Document extract
===============
You have to think carefully about what you want to count.
If you want the number of price changes regardless of the days, you can do this:
df %>% group_by(item) %>%
summarise(Price_changed_over_all_days =
sum((lead(price) - price)!=0, na.rm = TRUE))
# A tibble: 3 x 2
# item Price_changed_over_all_days
# <chr> <int>
#1 x 24
#2 y 30
#3 z 24
However, if you want to count the number of price changes in particular days, you will get something like this:
df %>% group_by(item, bought_date) %>%
summarise(Price_changed_in_one_day =
sum((lead(price) - price)!=0, na.rm = TRUE))
# A tibble: 6 x 3
# Groups: item [3]
# item bought_date Price_changed_in_one_day
# <chr> <dttm> <int>
#1 x 2020-09-21 00:00:00 3
#2 x 2020-09-22 00:00:00 20
#3 y 2020-09-21 00:00:00 4
#4 y 2020-09-22 00:00:00 26
#5 z 2020-09-21 00:00:00 5
#6 z 2020-09-22 00:00:00 18
It's just that in this case, you have a lot more rows in the summary table. If you only want one table, you have to somehow assemble it and decide some stats based on the values for the days. Maybe the average will be appropriate here? I do not know that.
===============
Stated problem a
In the listing below, write out every line from the one containing "table-row[interactable]: 24 13-33" down to the one containing "collapsed-arrow-icon[interactable]: ▷ — [14, 206, 24, 222]", both included, with no changes.
===============
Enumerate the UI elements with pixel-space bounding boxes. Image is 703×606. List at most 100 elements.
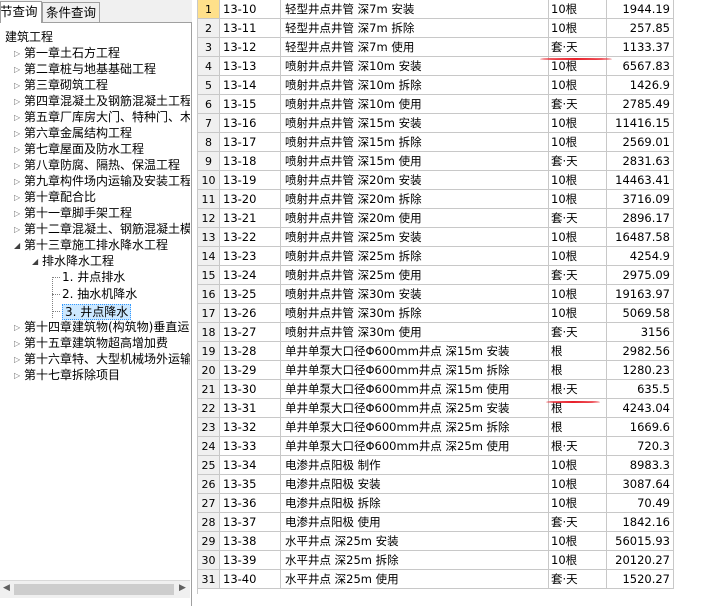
table-row[interactable]: 24 13-33 单井单泵大口径Φ600mm井点 深25m 使用 根·天 720.3 — [198, 437, 674, 456]
tree-chapter[interactable]: ▷ 第二章桩与地基基础工程 — [14, 61, 156, 77]
tree-guide-line — [52, 277, 60, 278]
tree-chapter[interactable]: ▷ 第八章防腐、隔热、保温工程 — [14, 157, 180, 173]
collapsed-arrow-icon[interactable]: ▷ — [14, 78, 24, 94]
collapsed-arrow-icon[interactable]: ▷ — [14, 368, 24, 384]
tree-chapter[interactable]: ▷ 第十一章脚手架工程 — [14, 205, 132, 221]
row-number: 9 — [198, 152, 220, 171]
table-row[interactable]: 20 13-29 单井单泵大口径Φ600mm井点 深15m 拆除根 1280.23 — [198, 361, 674, 380]
collapsed-arrow-icon[interactable]: ▷ — [14, 206, 24, 222]
quota-unit: 根 — [549, 342, 607, 361]
tree-root[interactable]: 建筑工程 — [5, 29, 53, 45]
collapsed-arrow-icon[interactable]: ▷ — [14, 174, 24, 190]
tree-chapter[interactable]: ▷ 第九章构件场内运输及安装工程 — [14, 173, 190, 189]
tree-chapter[interactable]: ◢ 第十三章施工排水降水工程 — [14, 237, 168, 253]
table-row[interactable]: 2 13-11 轻型井点井管 深7m 拆除 10根 257.85 — [198, 19, 674, 38]
quota-code: 13-25 — [220, 285, 281, 304]
collapsed-arrow-icon[interactable]: ▷ — [14, 158, 24, 174]
table-row[interactable]: 26 13-35 电渗井点阳极 安装 10根 3087.64 — [198, 475, 674, 494]
table-row[interactable]: 10 13-19 喷射井点井管 深20m 安装 10根 14463.41 — [198, 171, 674, 190]
scroll-left-icon[interactable]: ◀ — [3, 583, 10, 593]
tree-node-label: 第六章金属结构工程 — [24, 126, 133, 140]
tree-chapter[interactable]: ▷ 第十四章建筑物(构筑物)垂直运输 — [14, 319, 190, 335]
table-row[interactable]: 1 13-10 轻型井点井管 深7m 安装 10根 1944.19 — [198, 0, 674, 19]
tree-leaf[interactable]: 2. 抽水机降水 — [62, 286, 137, 302]
quota-price: 1426.9 — [607, 76, 674, 95]
table-row[interactable]: 13 13-22 喷射井点井管 深25m 安装 10根 16487.58 — [198, 228, 674, 247]
expanded-arrow-icon[interactable]: ◢ — [14, 238, 24, 254]
tree-chapter[interactable]: ▷ 第十五章建筑物超高增加费 — [14, 335, 168, 351]
quota-unit: 10根 — [549, 19, 607, 38]
tree-leaf-selected[interactable]: 3. 井点降水 — [62, 304, 132, 320]
table-row[interactable]: 28 13-37 电渗井点阳极 使用 套·天 1842.16 — [198, 513, 674, 532]
quota-name: 喷射井点井管 深25m 安装 — [281, 228, 549, 247]
scroll-right-icon[interactable]: ▶ — [179, 583, 186, 593]
table-row[interactable]: 15 13-24 喷射井点井管 深25m 使用 套·天 2975.09 — [198, 266, 674, 285]
tab-condition-query[interactable]: 条件查询 — [42, 2, 100, 22]
tree-leaf[interactable]: 1. 井点排水 — [62, 269, 125, 285]
tree-chapter[interactable]: ▷第十二章混凝土、钢筋混凝土模板及支撑工程 — [14, 221, 190, 237]
row-number: 18 — [198, 323, 220, 342]
collapsed-arrow-icon[interactable]: ▷ — [14, 126, 24, 142]
quota-unit: 套·天 — [549, 266, 607, 285]
table-row[interactable]: 4 13-13 喷射井点井管 深10m 安装 10根 6567.83 — [198, 57, 674, 76]
left-panel: 节查询 条件查询 建筑工程 ▷ 第一章土石方工程 ▷ 第二章桩与地基基础工程 ▷ 第三章砌筑… — [0, 0, 192, 606]
quota-code: 13-17 — [220, 133, 281, 152]
table-row[interactable]: 25 13-34 电渗井点阳极 制作 10根 8983.3 — [198, 456, 674, 475]
table-row[interactable]: 31 13-40 水平井点 深25m 使用 套·天 1520.27 — [198, 570, 674, 589]
row-number: 5 — [198, 76, 220, 95]
horizontal-scrollbar[interactable]: ◀ ▶ — [0, 580, 190, 598]
quota-code: 13-11 — [220, 19, 281, 38]
quota-price: 3716.09 — [607, 190, 674, 209]
table-row[interactable]: 30 13-39 水平井点 深25m 拆除 10根 20120.27 — [198, 551, 674, 570]
expanded-arrow-icon[interactable]: ◢ — [32, 254, 42, 270]
table-row[interactable]: 7 13-16 喷射井点井管 深15m 安装 10根 11416.15 — [198, 114, 674, 133]
quota-price: 2982.56 — [607, 342, 674, 361]
quota-code: 13-28 — [220, 342, 281, 361]
tab-section-query[interactable]: 节查询 — [0, 1, 42, 23]
collapsed-arrow-icon[interactable]: ▷ — [14, 336, 24, 352]
collapsed-arrow-icon[interactable]: ▷ — [14, 222, 24, 238]
collapsed-arrow-icon[interactable]: ▷ — [14, 110, 24, 126]
tree-chapter[interactable]: ▷ 第四章混凝土及钢筋混凝土工程 — [14, 93, 190, 109]
table-row[interactable]: 14 13-23 喷射井点井管 深25m 拆除 10根 4254.9 — [198, 247, 674, 266]
table-row[interactable]: 27 13-36 电渗井点阳极 拆除 10根 70.49 — [198, 494, 674, 513]
tree-chapter[interactable]: ▷ 第十六章特、大型机械场外运输 — [14, 351, 190, 367]
tree-chapter[interactable]: ▷ 第七章屋面及防水工程 — [14, 141, 144, 157]
quota-code: 13-23 — [220, 247, 281, 266]
tree-chapter[interactable]: ▷ 第十章配合比 — [14, 189, 96, 205]
scrollbar-thumb[interactable] — [14, 584, 174, 595]
quota-code: 13-19 — [220, 171, 281, 190]
collapsed-arrow-icon[interactable]: ▷ — [14, 190, 24, 206]
table-row[interactable]: 19 13-28 单井单泵大口径Φ600mm井点 深15m 安装根 2982.56 — [198, 342, 674, 361]
collapsed-arrow-icon[interactable]: ▷ — [14, 46, 24, 62]
table-row[interactable]: 5 13-14 喷射井点井管 深10m 拆除 10根 1426.9 — [198, 76, 674, 95]
collapsed-arrow-icon[interactable]: ▷ — [14, 142, 24, 158]
table-row[interactable]: 3 13-12 轻型井点井管 深7m 使用 套·天 1133.37 — [198, 38, 674, 57]
table-row[interactable]: 8 13-17 喷射井点井管 深15m 拆除 10根 2569.01 — [198, 133, 674, 152]
collapsed-arrow-icon[interactable]: ▷ — [14, 62, 24, 78]
collapsed-arrow-icon[interactable]: ▷ — [14, 320, 24, 336]
quota-unit: 套·天 — [549, 209, 607, 228]
quota-name: 喷射井点井管 深20m 使用 — [281, 209, 549, 228]
tree-chapter[interactable]: ▷ 第一章土石方工程 — [14, 45, 120, 61]
table-row[interactable]: 16 13-25 喷射井点井管 深30m 安装 10根 19163.97 — [198, 285, 674, 304]
table-row[interactable]: 29 13-38 水平井点 深25m 安装 10根 56015.93 — [198, 532, 674, 551]
annotation-underline — [540, 58, 612, 60]
tree-chapter[interactable]: ▷第五章厂库房大门、特种门、木结构工程 — [14, 109, 190, 125]
tree-chapter[interactable]: ▷ 第三章砌筑工程 — [14, 77, 108, 93]
table-row[interactable]: 17 13-26 喷射井点井管 深30m 拆除 10根 5069.58 — [198, 304, 674, 323]
table-row[interactable]: 9 13-18 喷射井点井管 深15m 使用 套·天 2831.63 — [198, 152, 674, 171]
table-row[interactable]: 12 13-21 喷射井点井管 深20m 使用 套·天 2896.17 — [198, 209, 674, 228]
table-row[interactable]: 6 13-15 喷射井点井管 深10m 使用 套·天 2785.49 — [198, 95, 674, 114]
collapsed-arrow-icon[interactable]: ▷ — [14, 352, 24, 368]
table-row[interactable]: 11 13-20 喷射井点井管 深20m 拆除 10根 3716.09 — [198, 190, 674, 209]
quota-price: 4254.9 — [607, 247, 674, 266]
table-row[interactable]: 21 13-30 单井单泵大口径Φ600mm井点 深15m 使用 根·天 635.5 — [198, 380, 674, 399]
table-row[interactable]: 23 13-32 单井单泵大口径Φ600mm井点 深25m 拆除根 1669.6 — [198, 418, 674, 437]
tree-chapter[interactable]: ▷ 第十七章拆除项目 — [14, 367, 120, 383]
table-row[interactable]: 18 13-27 喷射井点井管 深30m 使用 套·天 3156 — [198, 323, 674, 342]
tree-chapter[interactable]: ▷ 第六章金属结构工程 — [14, 125, 132, 141]
tree-subsection[interactable]: ◢ 排水降水工程 — [32, 253, 114, 269]
table-row[interactable]: 22 13-31 单井单泵大口径Φ600mm井点 深25m 安装根 4243.04 — [198, 399, 674, 418]
collapsed-arrow-icon[interactable]: ▷ — [14, 94, 24, 110]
===============
Stated problem b
Give the text on counting price changes in R again, word for word and in full.

Complete response a
table-row[interactable]: 24 13-33 单井单泵大口径Φ600mm井点 深25m 使用 根·天 720.3 — [198, 437, 674, 456]
tree-chapter[interactable]: ▷ 第二章桩与地基基础工程 — [14, 61, 156, 77]
tree-guide-line — [52, 277, 60, 278]
tree-chapter[interactable]: ▷ 第八章防腐、隔热、保温工程 — [14, 157, 180, 173]
collapsed-arrow-icon[interactable]: ▷ — [14, 78, 24, 94]
collapsed-arrow-icon[interactable]: ▷ — [14, 368, 24, 384]
tree-chapter[interactable]: ▷ 第十一章脚手架工程 — [14, 205, 132, 221]
row-number: 9 — [198, 152, 220, 171]
table-row[interactable]: 20 13-29 单井单泵大口径Φ600mm井点 深15m 拆除根 1280.23 — [198, 361, 674, 380]
collapsed-arrow-icon[interactable]: ▷ — [14, 206, 24, 222]

Complete response b
You have to think carefully about what you want to count.
If you want the number of price changes regardless of the days, you can do this:
df %>% group_by(item) %>%
summarise(Price_changed_over_all_days =
sum((lead(price) - price)!=0, na.rm = TRUE))
# A tibble: 3 x 2
# item Price_changed_over_all_days
# <chr> <int>
#1 x 24
#2 y 30
#3 z 24
However, if you want to count the number of price changes in particular days, you will get something like this:
df %>% group_by(item, bought_date) %>%
summarise(Price_changed_in_one_day =
sum((lead(price) - price)!=0, na.rm = TRUE))
# A tibble: 6 x 3
# Groups: item [3]
# item bought_date Price_changed_in_one_day
# <chr> <dttm> <int>
#1 x 2020-09-21 00:00:00 3
#2 x 2020-09-22 00:00:00 20
#3 y 2020-09-21 00:00:00 4
#4 y 2020-09-22 00:00:00 26
#5 z 2020-09-21 00:00:00 5
#6 z 2020-09-22 00:00:00 18
It's just that in this case, you have a lot more rows in the summary table. If you only want one table, you have to somehow assemble it and decide some stats based on the values for the days. Maybe the average will be appropriate here? I do not know that.